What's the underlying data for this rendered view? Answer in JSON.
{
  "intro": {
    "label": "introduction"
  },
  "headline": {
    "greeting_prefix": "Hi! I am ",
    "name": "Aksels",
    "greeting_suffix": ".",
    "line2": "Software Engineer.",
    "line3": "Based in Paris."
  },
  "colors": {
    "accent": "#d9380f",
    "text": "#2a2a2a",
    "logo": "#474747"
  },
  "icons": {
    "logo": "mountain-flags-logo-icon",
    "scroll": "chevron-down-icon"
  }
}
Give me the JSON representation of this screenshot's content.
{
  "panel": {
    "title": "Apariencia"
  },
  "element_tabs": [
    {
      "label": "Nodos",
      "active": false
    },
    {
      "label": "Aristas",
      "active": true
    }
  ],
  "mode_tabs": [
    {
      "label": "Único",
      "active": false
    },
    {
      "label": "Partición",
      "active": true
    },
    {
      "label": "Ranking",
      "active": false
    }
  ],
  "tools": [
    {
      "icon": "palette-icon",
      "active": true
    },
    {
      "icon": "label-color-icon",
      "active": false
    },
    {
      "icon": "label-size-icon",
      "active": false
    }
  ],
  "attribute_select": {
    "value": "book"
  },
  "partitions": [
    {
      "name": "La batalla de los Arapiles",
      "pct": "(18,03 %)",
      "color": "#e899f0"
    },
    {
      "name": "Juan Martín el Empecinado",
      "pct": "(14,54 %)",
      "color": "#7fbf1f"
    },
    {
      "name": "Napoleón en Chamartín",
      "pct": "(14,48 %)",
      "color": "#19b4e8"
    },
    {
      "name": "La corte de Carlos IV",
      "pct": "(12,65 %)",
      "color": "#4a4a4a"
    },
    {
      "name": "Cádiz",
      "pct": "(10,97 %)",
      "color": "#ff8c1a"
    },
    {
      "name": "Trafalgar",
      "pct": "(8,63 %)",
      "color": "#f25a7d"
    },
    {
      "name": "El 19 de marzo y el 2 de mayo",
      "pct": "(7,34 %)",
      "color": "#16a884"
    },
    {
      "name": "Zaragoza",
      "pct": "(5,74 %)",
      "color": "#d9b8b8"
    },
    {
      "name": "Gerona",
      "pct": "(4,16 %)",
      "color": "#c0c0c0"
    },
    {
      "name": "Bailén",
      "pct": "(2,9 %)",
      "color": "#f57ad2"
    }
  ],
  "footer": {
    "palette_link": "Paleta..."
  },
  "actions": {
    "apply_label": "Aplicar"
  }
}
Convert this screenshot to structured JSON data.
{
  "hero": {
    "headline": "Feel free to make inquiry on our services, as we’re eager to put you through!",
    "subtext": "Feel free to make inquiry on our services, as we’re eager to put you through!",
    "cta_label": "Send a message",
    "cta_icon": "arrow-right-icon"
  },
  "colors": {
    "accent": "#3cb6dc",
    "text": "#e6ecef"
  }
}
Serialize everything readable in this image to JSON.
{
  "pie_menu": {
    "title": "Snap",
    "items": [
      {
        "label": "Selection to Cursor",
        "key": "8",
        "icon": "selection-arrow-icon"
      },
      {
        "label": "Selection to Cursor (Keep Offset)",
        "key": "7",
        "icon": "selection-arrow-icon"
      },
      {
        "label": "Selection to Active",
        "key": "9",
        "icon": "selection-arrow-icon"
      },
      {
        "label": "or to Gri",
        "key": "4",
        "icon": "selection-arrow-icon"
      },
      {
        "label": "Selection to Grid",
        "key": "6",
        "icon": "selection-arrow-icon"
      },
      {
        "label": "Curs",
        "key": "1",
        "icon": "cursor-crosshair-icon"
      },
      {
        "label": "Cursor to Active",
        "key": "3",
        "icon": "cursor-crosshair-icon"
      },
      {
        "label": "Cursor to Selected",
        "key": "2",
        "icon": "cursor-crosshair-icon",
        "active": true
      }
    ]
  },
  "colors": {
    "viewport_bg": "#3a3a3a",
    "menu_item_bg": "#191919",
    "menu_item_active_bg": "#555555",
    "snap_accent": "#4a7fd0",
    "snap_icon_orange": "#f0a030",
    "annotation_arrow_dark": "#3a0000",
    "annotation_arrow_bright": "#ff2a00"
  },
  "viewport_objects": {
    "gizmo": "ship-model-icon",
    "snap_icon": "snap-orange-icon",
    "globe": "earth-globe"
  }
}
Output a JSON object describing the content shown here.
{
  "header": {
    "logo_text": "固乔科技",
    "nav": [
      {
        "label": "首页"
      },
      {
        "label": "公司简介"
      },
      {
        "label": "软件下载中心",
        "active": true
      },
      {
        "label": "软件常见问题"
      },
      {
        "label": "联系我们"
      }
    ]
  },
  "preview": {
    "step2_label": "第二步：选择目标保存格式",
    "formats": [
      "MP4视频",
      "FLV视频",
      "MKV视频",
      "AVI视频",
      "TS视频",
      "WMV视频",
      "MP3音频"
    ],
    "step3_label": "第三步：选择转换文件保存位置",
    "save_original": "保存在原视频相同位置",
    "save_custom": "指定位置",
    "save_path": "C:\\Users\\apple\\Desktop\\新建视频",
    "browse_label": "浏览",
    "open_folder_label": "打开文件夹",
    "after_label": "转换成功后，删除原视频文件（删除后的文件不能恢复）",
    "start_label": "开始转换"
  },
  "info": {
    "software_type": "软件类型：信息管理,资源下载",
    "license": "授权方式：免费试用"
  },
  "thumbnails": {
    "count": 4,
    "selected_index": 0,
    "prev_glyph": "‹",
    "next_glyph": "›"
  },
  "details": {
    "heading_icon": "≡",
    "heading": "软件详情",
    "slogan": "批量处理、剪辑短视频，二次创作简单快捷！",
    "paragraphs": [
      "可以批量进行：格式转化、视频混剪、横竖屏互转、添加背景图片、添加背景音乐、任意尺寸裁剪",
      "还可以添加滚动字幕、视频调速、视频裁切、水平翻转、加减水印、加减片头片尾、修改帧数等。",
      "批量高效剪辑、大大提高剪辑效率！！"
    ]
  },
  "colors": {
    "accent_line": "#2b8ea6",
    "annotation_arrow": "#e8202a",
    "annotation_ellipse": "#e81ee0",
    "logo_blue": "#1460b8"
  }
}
++++
* [EXERCISE BRIEF]: Reproduce all of the data exactly as given.

* [FINISHED EXERCISE]:
What's the underlying data for this rendered view? Answer in JSON.
{
  "intro": {
    "label": "introduction"
  },
  "headline": {
    "greeting_prefix": "Hi! I am ",
    "name": "Aksels",
    "greeting_suffix": ".",
    "line2": "Software Engineer.",
    "line3": "Based in Paris."
  },
  "colors": {
    "accent": "#d9380f",
    "text": "#2a2a2a",
    "logo": "#474747"
  },
  "icons": {
    "logo": "mountain-flags-logo-icon",
    "scroll": "chevron-down-icon"
  }
}
Give me the JSON representation of this screenshot's content.
{
  "panel": {
    "title": "Apariencia"
  },
  "element_tabs": [
    {
      "label": "Nodos",
      "active": false
    },
    {
      "label": "Aristas",
      "active": true
    }
  ],
  "mode_tabs": [
    {
      "label": "Único",
      "active": false
    },
    {
      "label": "Partición",
      "active": true
    },
    {
      "label": "Ranking",
      "active": false
    }
  ],
  "tools": [
    {
      "icon": "palette-icon",
      "active": true
    },
    {
      "icon": "label-color-icon",
      "active": false
    },
    {
      "icon": "label-size-icon",
      "active": false
    }
  ],
  "attribute_select": {
    "value": "book"
  },
  "partitions": [
    {
      "name": "La batalla de los Arapiles",
      "pct": "(18,03 %)",
      "color": "#e899f0"
    },
    {
      "name": "Juan Martín el Empecinado",
      "pct": "(14,54 %)",
      "color": "#7fbf1f"
    },
    {
      "name": "Napoleón en Chamartín",
      "pct": "(14,48 %)",
      "color": "#19b4e8"
    },
    {
      "name": "La corte de Carlos IV",
      "pct": "(12,65 %)",
      "color": "#4a4a4a"
    },
    {
      "name": "Cádiz",
      "pct": "(10,97 %)",
      "color": "#ff8c1a"
    },
    {
      "name": "Trafalgar",
      "pct": "(8,63 %)",
      "color": "#f25a7d"
    },
    {
      "name": "El 19 de marzo y el 2 de mayo",
      "pct": "(7,34 %)",
      "color": "#16a884"
    },
    {
      "name": "Zaragoza",
      "pct": "(5,74 %)",
      "color": "#d9b8b8"
    },
    {
      "name": "Gerona",
      "pct": "(4,16 %)",
      "color": "#c0c0c0"
    },
    {
      "name": "Bailén",
      "pct": "(2,9 %)",
      "color": "#f57ad2"
    }
  ],
  "footer": {
    "palette_link": "Paleta..."
  },
  "actions": {
    "apply_label": "Aplicar"
  }
}
Convert this screenshot to structured JSON data.
{
  "hero": {
    "headline": "Feel free to make inquiry on our services, as we’re eager to put you through!",
    "subtext": "Feel free to make inquiry on our services, as we’re eager to put you through!",
    "cta_label": "Send a message",
    "cta_icon": "arrow-right-icon"
  },
  "colors": {
    "accent": "#3cb6dc",
    "text": "#e6ecef"
  }
}
Serialize everything readable in this image to JSON.
{
  "pie_menu": {
    "title": "Snap",
    "items": [
      {
        "label": "Selection to Cursor",
        "key": "8",
        "icon": "selection-arrow-icon"
      },
      {
        "label": "Selection to Cursor (Keep Offset)",
        "key": "7",
        "icon": "selection-arrow-icon"
      },
      {
        "label": "Selection to Active",
        "key": "9",
        "icon": "selection-arrow-icon"
      },
      {
        "label": "or to Gri",
        "key": "4",
        "icon": "selection-arrow-icon"
      },
      {
        "label": "Selection to Grid",
        "key": "6",
        "icon": "selection-arrow-icon"
      },
      {
        "label": "Curs",
        "key": "1",
        "icon": "cursor-crosshair-icon"
      },
      {
        "label": "Cursor to Active",
        "key": "3",
        "icon": "cursor-crosshair-icon"
      },
      {
        "label": "Cursor to Selected",
        "key": "2",
        "icon": "cursor-crosshair-icon",
        "active": true
      }
    ]
  },
  "colors": {
    "viewport_bg": "#3a3a3a",
    "menu_item_bg": "#191919",
    "menu_item_active_bg": "#555555",
    "snap_accent": "#4a7fd0",
    "snap_icon_orange": "#f0a030",
    "annotation_arrow_dark": "#3a0000",
    "annotation_arrow_bright": "#ff2a00"
  },
  "viewport_objects": {
    "gizmo": "ship-model-icon",
    "snap_icon": "snap-orange-icon",
    "globe": "earth-globe"
  }
}
Output a JSON object describing the content shown here.
{
  "header": {
    "logo_text": "固乔科技",
    "nav": [
      {
        "label": "首页"
      },
      {
        "label": "公司简介"
      },
      {
        "label": "软件下载中心",
        "active": true
      },
      {
        "label": "软件常见问题"
      },
      {
        "label": "联系我们"
      }
    ]
  },
  "preview": {
    "step2_label": "第二步：选择目标保存格式",
    "formats": [
      "MP4视频",
      "FLV视频",
      "MKV视频",
      "AVI视频",
      "TS视频",
      "WMV视频",
      "MP3音频"
    ],
    "step3_label": "第三步：选择转换文件保存位置",
    "save_original": "保存在原视频相同位置",
    "save_custom": "指定位置",
    "save_path": "C:\\Users\\apple\\Desktop\\新建视频",
    "browse_label": "浏览",
    "open_folder_label": "打开文件夹",
    "after_label": "转换成功后，删除原视频文件（删除后的文件不能恢复）",
    "start_label": "开始转换"
  },
  "info": {
    "software_type": "软件类型：信息管理,资源下载",
    "license": "授权方式：免费试用"
  },
  "thumbnails": {
    "count": 4,
    "selected_index": 0,
    "prev_glyph": "‹",
    "next_glyph": "›"
  },
  "details": {
    "heading_icon": "≡",
    "heading": "软件详情",
    "slogan": "批量处理、剪辑短视频，二次创作简单快捷！",
    "paragraphs": [
      "可以批量进行：格式转化、视频混剪、横竖屏互转、添加背景图片、添加背景音乐、任意尺寸裁剪",
      "还可以添加滚动字幕、视频调速、视频裁切、水平翻转、加减水印、加减片头片尾、修改帧数等。",
      "批量高效剪辑、大大提高剪辑效率！！"
    ]
  },
  "colors": {
    "accent_line": "#2b8ea6",
    "annotation_arrow": "#e8202a",
    "annotation_ellipse": "#e81ee0",
    "logo_blue": "#1460b8"
  }
}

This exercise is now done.